● **Short exercise**
Answer with a single number: the count of lines that hold "faktas".

Items listed in a dataset:
-.-.-

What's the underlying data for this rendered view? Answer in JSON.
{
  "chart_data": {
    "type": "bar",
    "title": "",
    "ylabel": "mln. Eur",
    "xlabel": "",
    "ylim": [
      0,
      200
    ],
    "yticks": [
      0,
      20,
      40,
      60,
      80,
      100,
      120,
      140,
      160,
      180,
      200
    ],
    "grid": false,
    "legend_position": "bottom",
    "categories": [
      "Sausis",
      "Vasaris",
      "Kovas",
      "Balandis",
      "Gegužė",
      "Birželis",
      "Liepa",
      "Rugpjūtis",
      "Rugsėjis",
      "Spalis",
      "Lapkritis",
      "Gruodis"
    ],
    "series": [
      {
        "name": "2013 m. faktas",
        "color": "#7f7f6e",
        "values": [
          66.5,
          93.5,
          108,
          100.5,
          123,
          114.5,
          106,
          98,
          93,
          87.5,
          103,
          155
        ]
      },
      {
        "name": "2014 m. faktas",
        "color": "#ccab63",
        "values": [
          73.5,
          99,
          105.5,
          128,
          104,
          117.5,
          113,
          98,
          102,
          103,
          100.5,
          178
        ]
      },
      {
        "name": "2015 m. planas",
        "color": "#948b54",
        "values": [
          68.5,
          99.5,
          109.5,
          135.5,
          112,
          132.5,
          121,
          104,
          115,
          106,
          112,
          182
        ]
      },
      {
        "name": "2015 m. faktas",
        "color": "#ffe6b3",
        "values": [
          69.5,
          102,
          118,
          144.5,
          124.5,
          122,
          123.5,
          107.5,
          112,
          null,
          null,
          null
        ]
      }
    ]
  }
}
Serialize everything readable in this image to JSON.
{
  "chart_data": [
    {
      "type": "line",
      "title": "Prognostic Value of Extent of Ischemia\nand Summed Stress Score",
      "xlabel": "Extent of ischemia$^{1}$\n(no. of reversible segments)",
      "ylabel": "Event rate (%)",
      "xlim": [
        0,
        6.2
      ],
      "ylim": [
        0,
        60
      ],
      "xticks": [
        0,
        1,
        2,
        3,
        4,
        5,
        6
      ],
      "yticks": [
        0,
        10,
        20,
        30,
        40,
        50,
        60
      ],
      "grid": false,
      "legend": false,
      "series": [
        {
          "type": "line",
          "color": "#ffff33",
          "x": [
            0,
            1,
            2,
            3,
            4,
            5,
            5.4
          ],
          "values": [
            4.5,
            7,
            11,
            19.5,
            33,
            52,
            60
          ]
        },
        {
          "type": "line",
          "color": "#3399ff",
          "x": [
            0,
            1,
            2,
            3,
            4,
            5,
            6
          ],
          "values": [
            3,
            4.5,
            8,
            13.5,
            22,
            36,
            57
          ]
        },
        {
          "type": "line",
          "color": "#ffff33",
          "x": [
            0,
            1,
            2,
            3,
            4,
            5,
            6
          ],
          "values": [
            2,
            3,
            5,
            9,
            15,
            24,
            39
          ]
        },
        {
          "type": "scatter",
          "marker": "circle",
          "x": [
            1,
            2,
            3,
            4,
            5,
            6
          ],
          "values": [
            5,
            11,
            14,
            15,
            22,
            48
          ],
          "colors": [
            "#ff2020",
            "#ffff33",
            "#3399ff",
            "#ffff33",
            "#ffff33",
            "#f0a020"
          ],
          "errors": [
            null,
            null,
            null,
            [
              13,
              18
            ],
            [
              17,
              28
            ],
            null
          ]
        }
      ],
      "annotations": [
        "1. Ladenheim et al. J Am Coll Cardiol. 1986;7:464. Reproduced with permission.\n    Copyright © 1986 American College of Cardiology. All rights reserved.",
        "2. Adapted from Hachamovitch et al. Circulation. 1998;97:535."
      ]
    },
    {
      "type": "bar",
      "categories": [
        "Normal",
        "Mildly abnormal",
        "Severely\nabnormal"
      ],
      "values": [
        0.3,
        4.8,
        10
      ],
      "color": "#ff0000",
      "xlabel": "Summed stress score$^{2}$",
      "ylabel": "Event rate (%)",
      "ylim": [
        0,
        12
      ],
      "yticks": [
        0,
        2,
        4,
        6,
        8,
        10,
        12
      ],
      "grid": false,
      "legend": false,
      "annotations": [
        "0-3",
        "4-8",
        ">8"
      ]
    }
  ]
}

-.-.-

● **Exercise answer**
3